> THE PROBLEM: Extract, from the records beneath this instruction, each line that contains the word "INSETs".

··········

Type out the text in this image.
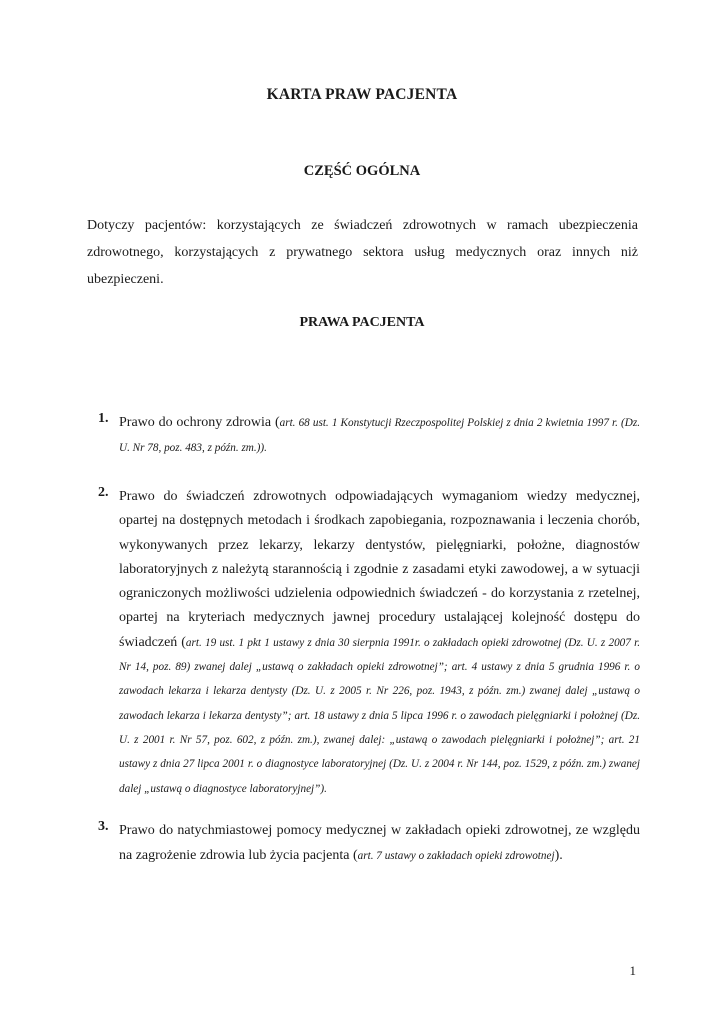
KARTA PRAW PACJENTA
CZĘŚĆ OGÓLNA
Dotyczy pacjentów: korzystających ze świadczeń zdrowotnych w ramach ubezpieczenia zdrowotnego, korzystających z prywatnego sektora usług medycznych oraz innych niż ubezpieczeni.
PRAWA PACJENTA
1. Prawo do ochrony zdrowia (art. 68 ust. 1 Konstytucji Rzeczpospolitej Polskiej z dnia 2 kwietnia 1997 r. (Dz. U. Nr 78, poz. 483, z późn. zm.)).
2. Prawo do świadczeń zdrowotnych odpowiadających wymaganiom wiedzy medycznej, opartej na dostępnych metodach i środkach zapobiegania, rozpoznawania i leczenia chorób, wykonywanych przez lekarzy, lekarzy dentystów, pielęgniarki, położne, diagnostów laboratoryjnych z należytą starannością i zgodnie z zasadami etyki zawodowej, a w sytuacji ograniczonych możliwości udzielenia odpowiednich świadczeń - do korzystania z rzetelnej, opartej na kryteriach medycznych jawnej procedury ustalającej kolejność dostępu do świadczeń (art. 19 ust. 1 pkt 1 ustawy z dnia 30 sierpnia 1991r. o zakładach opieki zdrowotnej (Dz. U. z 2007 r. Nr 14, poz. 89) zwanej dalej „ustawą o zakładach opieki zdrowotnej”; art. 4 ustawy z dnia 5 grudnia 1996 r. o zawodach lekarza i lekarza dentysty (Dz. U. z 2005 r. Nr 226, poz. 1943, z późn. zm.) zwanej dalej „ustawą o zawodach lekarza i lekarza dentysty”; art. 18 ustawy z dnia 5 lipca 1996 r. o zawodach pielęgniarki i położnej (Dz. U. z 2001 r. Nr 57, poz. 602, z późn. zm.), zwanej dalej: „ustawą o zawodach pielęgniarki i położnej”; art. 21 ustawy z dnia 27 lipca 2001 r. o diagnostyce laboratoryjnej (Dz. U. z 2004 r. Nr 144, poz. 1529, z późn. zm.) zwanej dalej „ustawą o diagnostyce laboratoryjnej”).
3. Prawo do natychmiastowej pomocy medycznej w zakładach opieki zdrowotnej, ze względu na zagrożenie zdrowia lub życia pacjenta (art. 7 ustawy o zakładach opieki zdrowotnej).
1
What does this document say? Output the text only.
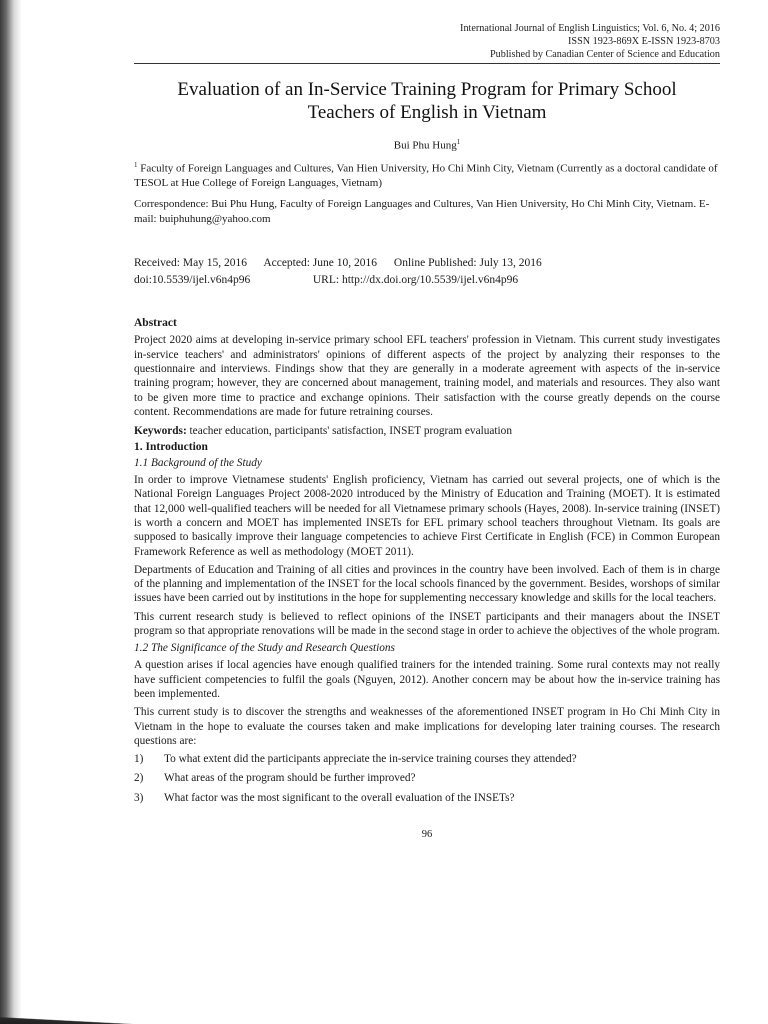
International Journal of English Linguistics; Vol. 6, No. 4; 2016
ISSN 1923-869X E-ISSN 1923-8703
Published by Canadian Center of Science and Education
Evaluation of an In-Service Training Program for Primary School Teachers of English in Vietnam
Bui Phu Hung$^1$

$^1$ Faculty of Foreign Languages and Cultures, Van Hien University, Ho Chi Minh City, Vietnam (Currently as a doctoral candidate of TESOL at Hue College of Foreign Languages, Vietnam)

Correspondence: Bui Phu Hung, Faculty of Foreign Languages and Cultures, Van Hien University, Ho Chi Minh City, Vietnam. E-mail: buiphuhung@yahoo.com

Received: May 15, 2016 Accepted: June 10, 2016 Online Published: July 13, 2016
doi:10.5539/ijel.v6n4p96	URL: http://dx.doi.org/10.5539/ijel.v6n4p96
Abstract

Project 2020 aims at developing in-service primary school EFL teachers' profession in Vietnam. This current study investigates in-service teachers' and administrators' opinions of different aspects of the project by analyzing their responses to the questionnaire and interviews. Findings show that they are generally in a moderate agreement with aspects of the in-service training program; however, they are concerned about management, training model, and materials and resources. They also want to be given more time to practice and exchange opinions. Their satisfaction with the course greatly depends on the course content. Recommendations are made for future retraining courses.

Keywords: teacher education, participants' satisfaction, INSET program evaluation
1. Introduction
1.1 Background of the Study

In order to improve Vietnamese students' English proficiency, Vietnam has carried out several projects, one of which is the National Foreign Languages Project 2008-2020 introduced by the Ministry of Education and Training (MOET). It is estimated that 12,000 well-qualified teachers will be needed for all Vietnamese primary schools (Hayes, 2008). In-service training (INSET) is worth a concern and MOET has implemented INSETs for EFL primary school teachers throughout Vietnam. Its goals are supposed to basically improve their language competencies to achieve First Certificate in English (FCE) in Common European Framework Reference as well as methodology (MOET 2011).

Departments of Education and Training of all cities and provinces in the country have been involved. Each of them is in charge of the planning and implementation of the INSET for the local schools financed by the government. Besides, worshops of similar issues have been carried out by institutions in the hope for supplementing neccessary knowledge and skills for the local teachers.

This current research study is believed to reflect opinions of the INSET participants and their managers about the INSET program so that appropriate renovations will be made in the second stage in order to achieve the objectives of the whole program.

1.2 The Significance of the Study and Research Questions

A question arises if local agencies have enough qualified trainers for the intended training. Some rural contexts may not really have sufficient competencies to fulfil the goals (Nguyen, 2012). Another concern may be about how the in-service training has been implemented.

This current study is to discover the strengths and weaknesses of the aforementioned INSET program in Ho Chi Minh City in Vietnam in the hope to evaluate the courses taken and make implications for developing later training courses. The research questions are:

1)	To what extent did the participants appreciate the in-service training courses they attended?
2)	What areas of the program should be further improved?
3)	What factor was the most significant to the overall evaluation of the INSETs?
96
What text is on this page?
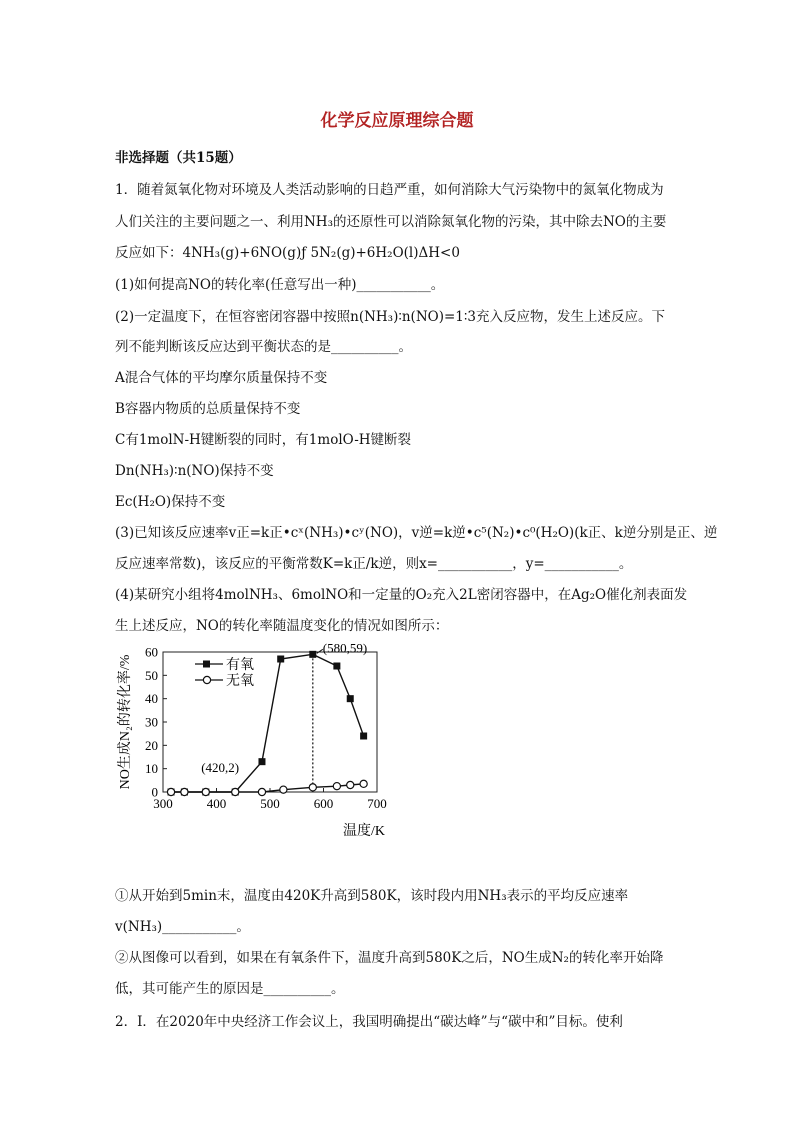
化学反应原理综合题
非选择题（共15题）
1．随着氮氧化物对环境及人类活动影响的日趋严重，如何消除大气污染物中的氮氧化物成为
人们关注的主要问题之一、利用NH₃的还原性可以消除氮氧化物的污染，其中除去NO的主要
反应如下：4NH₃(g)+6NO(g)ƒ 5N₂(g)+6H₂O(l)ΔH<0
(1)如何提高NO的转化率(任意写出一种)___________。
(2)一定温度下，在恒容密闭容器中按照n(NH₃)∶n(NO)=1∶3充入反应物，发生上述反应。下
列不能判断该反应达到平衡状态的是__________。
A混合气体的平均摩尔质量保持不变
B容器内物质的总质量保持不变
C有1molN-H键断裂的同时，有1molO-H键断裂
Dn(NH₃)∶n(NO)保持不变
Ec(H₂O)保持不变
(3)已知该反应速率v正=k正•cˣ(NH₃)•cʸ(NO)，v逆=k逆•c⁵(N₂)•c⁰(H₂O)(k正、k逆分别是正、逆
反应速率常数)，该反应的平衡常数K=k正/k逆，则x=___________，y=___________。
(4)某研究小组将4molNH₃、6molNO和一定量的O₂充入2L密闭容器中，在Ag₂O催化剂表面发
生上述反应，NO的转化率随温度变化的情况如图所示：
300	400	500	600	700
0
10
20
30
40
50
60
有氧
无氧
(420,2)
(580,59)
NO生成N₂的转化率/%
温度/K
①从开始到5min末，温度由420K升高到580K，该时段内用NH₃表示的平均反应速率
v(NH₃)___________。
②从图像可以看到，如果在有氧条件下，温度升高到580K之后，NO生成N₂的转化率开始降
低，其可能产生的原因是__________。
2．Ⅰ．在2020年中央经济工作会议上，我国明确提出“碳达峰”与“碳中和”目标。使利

··········

> ANSWER TO THIS PROBLEM:
In order to improve Vietnamese students' English proficiency, Vietnam has carried out several projects, one of which is the National Foreign Languages Project 2008-2020 introduced by the Ministry of Education and Training (MOET). It is estimated that 12,000 well-qualified teachers will be needed for all Vietnamese primary schools (Hayes, 2008). In-service training (INSET) is worth a concern and MOET has implemented INSETs for EFL primary school teachers throughout Vietnam. Its goals are supposed to basically improve their language competencies to achieve First Certificate in English (FCE) in Common European Framework Reference as well as methodology (MOET 2011).
3)	What factor was the most significant to the overall evaluation of the INSETs?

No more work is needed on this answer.